* start Items *

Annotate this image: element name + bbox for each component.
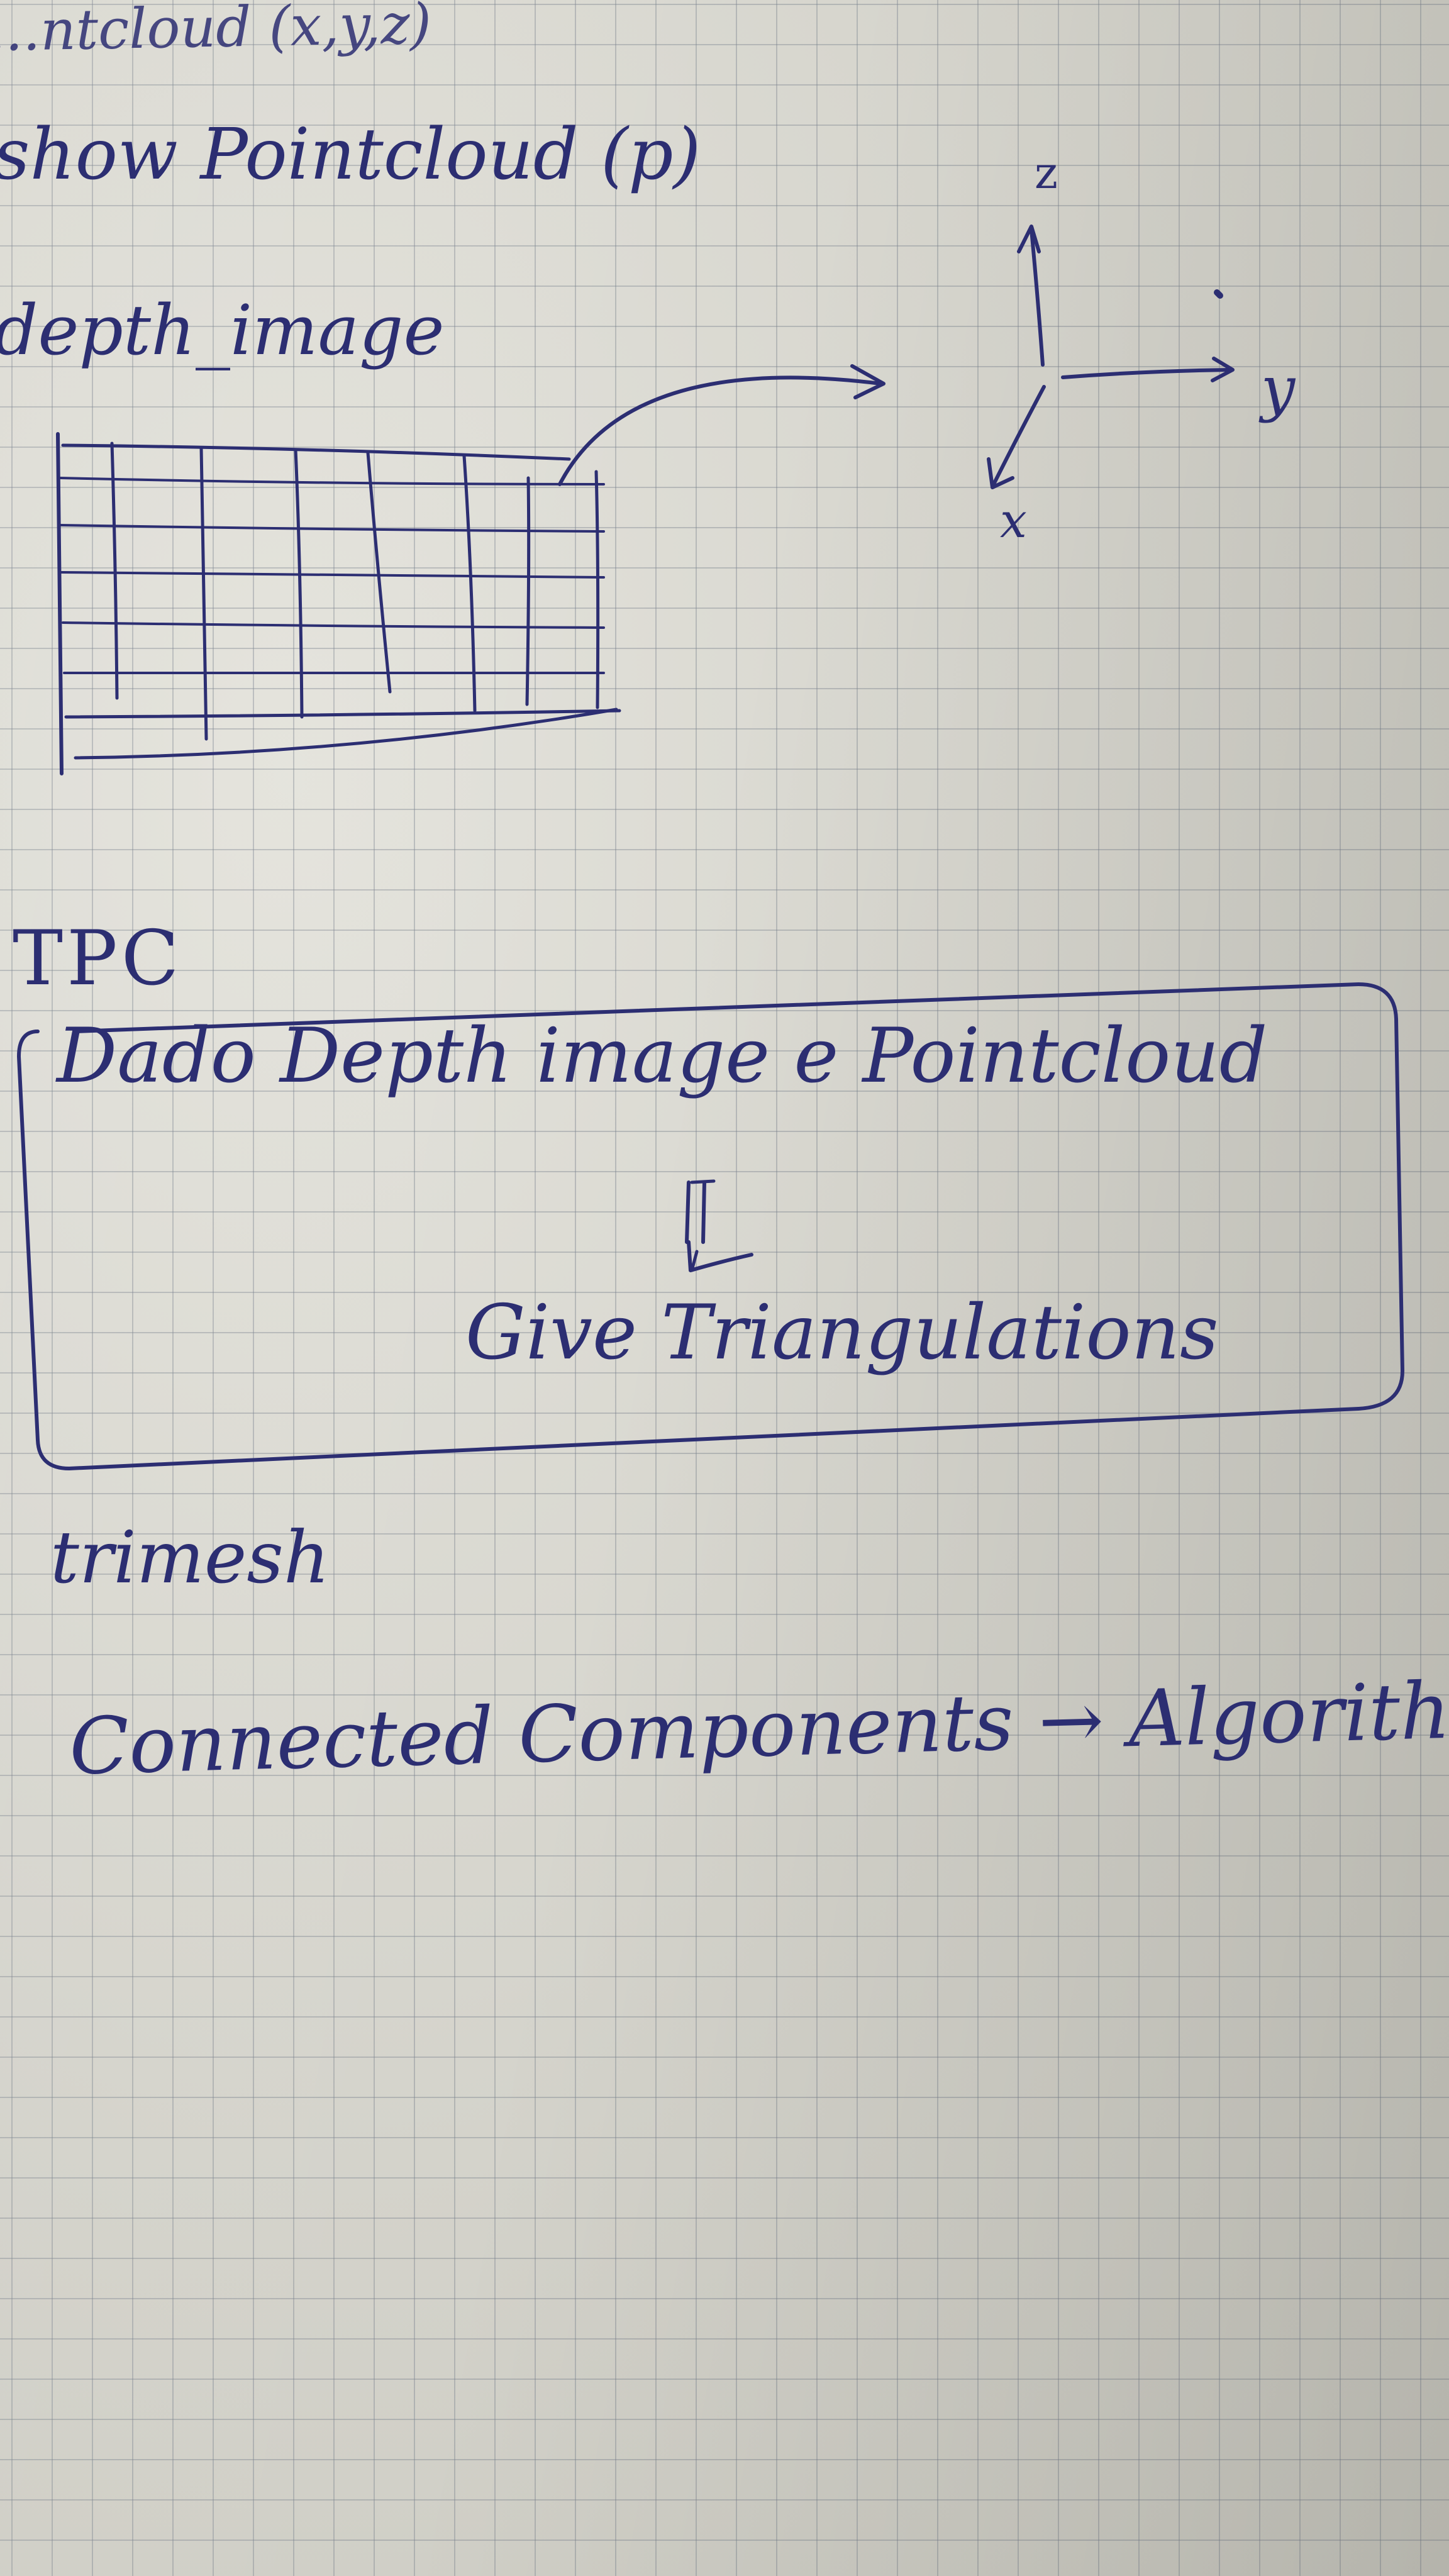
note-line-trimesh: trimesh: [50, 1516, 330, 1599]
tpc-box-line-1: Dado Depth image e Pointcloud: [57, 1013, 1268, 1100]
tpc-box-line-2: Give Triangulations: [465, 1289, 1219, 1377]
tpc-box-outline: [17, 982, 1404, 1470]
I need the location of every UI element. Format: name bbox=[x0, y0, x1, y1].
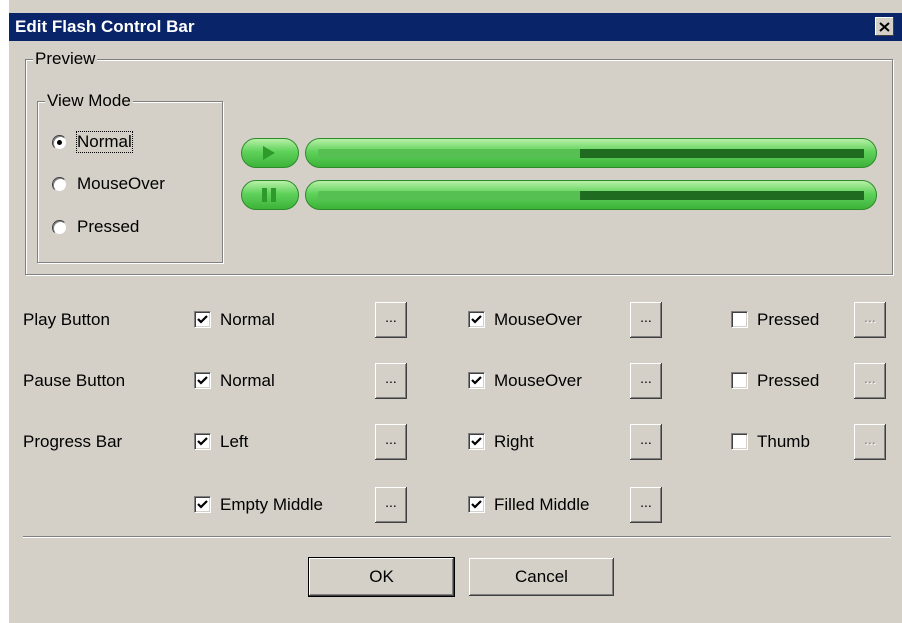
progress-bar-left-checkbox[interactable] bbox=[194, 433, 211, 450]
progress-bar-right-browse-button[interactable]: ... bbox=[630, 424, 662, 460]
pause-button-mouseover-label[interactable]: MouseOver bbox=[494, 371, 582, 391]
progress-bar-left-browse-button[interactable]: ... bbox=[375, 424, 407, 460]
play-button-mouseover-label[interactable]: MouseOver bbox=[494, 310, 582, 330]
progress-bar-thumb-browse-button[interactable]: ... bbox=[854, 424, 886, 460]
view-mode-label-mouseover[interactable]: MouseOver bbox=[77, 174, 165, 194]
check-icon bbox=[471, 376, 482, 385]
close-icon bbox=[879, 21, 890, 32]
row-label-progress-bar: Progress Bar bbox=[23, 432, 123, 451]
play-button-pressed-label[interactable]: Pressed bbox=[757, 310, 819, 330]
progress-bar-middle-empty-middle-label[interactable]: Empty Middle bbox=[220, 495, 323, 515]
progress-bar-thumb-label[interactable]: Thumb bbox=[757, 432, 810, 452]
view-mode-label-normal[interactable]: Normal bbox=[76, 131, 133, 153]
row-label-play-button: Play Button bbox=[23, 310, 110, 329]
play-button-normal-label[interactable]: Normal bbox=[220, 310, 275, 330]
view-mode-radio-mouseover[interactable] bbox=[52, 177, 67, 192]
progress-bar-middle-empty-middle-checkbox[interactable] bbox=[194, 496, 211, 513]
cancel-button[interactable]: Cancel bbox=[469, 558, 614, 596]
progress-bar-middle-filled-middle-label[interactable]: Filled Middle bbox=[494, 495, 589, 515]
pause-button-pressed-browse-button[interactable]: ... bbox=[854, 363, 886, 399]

* end Items *

## Written task
Rewrite all the rows above, replacing "Pointcloud" with "Point Cloud" and keeping everything else the same. Leave the pictures out.

## Exercise output
Annotate this image: element name + bbox for each component.
note-line-trimesh: trimesh: [50, 1516, 330, 1599]
tpc-box-line-1: Dado Depth image e Point Cloud: [57, 1013, 1268, 1100]
tpc-box-line-2: Give Triangulations: [465, 1289, 1219, 1377]
tpc-box-outline: [17, 982, 1404, 1470]
I need the location of every UI element. Format: name bbox=[x0, y0, x1, y1].
progress-bar-left-checkbox[interactable] bbox=[194, 433, 211, 450]
progress-bar-right-browse-button[interactable]: ... bbox=[630, 424, 662, 460]
pause-button-mouseover-label[interactable]: MouseOver bbox=[494, 371, 582, 391]
progress-bar-left-browse-button[interactable]: ... bbox=[375, 424, 407, 460]
play-button-mouseover-label[interactable]: MouseOver bbox=[494, 310, 582, 330]
progress-bar-thumb-browse-button[interactable]: ... bbox=[854, 424, 886, 460]
view-mode-label-mouseover[interactable]: MouseOver bbox=[77, 174, 165, 194]
check-icon bbox=[471, 376, 482, 385]
close-icon bbox=[879, 21, 890, 32]
row-label-progress-bar: Progress Bar bbox=[23, 432, 123, 451]
play-button-pressed-label[interactable]: Pressed bbox=[757, 310, 819, 330]
progress-bar-middle-empty-middle-label[interactable]: Empty Middle bbox=[220, 495, 323, 515]
progress-bar-thumb-label[interactable]: Thumb bbox=[757, 432, 810, 452]
view-mode-label-normal[interactable]: Normal bbox=[76, 131, 133, 153]
row-label-play-button: Play Button bbox=[23, 310, 110, 329]
play-button-normal-label[interactable]: Normal bbox=[220, 310, 275, 330]
view-mode-radio-mouseover[interactable] bbox=[52, 177, 67, 192]
progress-bar-middle-empty-middle-checkbox[interactable] bbox=[194, 496, 211, 513]
cancel-button[interactable]: Cancel bbox=[469, 558, 614, 596]
progress-bar-middle-filled-middle-label[interactable]: Filled Middle bbox=[494, 495, 589, 515]
pause-button-pressed-browse-button[interactable]: ... bbox=[854, 363, 886, 399]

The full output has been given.